■ WHAT TO DO ■
Pull out every line containing the string "necha".

========================

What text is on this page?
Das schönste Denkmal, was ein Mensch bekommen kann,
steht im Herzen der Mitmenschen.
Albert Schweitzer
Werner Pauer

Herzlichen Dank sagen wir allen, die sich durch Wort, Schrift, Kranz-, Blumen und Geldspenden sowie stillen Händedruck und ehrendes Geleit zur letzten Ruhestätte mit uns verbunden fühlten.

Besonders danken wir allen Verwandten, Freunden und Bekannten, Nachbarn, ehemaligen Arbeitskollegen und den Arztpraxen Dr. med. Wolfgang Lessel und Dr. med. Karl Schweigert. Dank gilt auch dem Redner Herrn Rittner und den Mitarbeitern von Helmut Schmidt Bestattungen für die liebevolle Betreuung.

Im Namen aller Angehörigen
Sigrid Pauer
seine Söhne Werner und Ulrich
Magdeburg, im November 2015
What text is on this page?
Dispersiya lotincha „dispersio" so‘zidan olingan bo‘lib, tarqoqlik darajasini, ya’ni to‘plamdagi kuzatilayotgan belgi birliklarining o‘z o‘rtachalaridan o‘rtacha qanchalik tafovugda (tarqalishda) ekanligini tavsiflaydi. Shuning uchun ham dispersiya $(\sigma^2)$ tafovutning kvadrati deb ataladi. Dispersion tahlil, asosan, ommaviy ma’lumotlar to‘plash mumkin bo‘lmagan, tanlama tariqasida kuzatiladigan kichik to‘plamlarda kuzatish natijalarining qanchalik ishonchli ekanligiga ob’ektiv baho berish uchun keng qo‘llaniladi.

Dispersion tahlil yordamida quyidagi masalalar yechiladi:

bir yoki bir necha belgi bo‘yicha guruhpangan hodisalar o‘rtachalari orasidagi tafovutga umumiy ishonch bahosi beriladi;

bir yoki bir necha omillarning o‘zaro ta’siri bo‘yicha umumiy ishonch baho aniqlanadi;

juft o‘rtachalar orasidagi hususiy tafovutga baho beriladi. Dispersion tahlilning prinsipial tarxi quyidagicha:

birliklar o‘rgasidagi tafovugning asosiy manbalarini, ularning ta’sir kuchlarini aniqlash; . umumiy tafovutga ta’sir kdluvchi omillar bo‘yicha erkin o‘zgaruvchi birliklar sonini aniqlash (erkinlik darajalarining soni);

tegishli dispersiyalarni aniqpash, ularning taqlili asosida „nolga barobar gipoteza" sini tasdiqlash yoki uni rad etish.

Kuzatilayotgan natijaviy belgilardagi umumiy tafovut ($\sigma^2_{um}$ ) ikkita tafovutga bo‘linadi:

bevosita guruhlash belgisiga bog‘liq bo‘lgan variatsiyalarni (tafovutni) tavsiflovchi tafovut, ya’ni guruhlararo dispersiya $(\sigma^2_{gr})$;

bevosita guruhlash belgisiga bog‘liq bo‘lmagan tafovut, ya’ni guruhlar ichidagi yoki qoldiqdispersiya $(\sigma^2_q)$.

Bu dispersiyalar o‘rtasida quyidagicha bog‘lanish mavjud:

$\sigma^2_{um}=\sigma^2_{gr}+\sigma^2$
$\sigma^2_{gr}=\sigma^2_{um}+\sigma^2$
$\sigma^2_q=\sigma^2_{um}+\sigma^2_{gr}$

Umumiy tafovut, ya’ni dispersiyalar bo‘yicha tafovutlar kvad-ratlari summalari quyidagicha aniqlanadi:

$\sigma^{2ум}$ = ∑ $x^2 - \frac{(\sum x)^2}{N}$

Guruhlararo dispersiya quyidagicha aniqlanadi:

========================

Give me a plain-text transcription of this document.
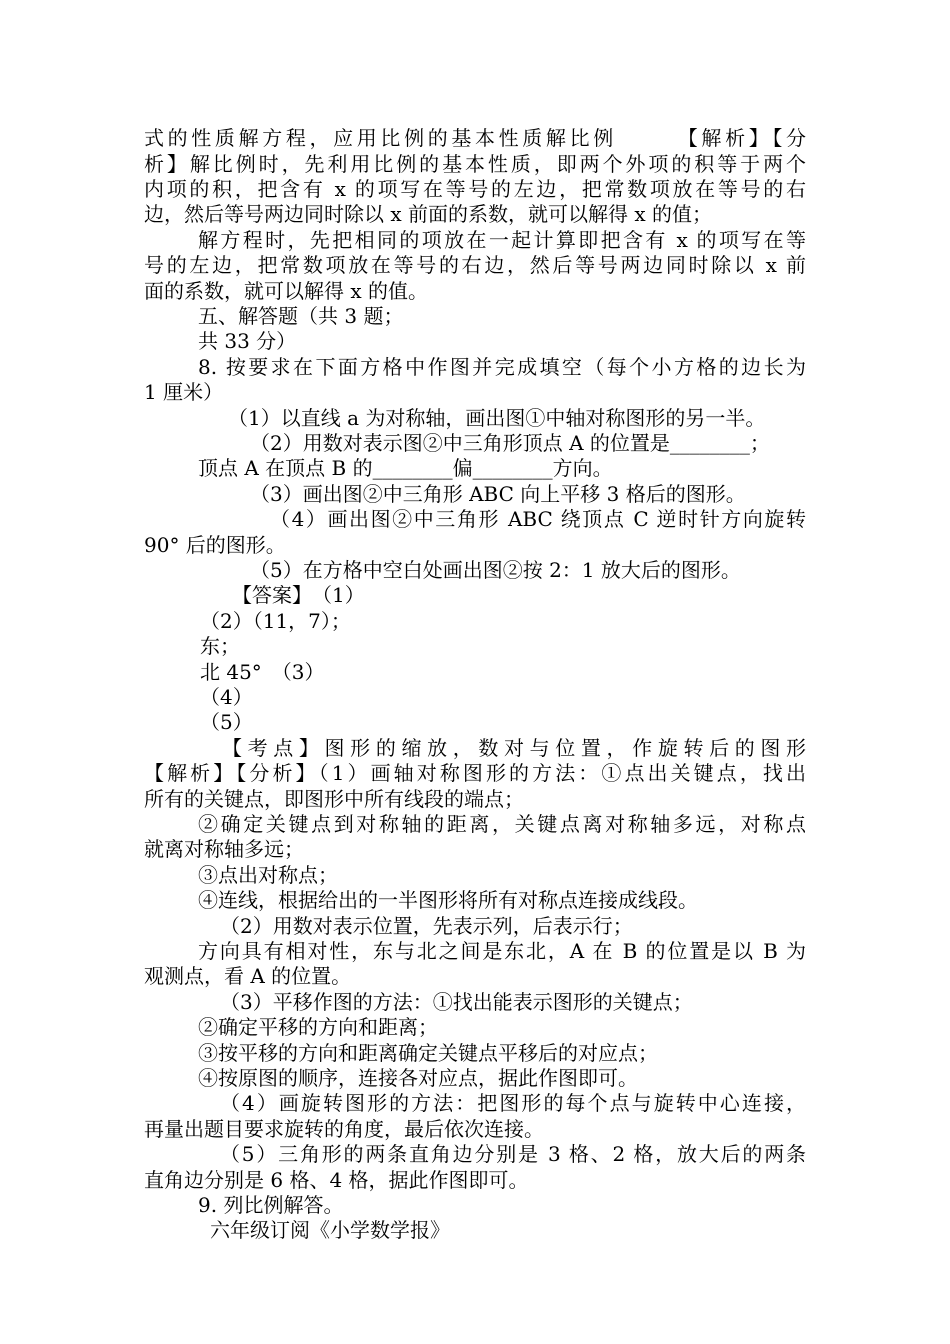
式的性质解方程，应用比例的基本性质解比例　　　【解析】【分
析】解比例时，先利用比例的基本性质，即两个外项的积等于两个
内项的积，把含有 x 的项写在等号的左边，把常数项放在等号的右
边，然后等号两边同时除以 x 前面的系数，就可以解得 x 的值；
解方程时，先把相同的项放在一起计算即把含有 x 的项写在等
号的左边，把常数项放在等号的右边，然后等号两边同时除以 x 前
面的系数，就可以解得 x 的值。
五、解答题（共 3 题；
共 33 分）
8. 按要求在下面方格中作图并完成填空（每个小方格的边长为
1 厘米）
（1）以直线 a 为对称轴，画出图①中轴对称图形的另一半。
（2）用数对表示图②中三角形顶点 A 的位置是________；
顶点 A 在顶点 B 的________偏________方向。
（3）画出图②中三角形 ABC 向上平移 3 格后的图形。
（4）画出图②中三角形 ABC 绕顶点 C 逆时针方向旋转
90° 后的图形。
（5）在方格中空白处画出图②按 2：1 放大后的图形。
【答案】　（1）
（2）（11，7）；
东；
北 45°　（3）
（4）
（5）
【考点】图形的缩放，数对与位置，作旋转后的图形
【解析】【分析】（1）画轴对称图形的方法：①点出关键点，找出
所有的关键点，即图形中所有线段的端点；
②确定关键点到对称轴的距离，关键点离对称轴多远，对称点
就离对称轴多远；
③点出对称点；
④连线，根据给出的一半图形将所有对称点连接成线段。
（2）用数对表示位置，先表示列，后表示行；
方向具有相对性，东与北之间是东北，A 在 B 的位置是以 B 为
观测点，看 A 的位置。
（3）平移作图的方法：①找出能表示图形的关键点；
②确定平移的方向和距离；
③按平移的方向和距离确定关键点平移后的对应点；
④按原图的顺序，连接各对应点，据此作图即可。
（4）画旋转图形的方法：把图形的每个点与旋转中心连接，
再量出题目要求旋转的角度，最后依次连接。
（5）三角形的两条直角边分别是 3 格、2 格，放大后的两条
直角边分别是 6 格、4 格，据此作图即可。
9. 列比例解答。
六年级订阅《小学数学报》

========================

■ EXERCISE RESULT ■
bir yoki bir necha belgi bo‘yicha guruhpangan hodisalar o‘rtachalari orasidagi tafovutga umumiy ishonch bahosi beriladi;
bir yoki bir necha omillarning o‘zaro ta’siri bo‘yicha umumiy ishonch baho aniqlanadi;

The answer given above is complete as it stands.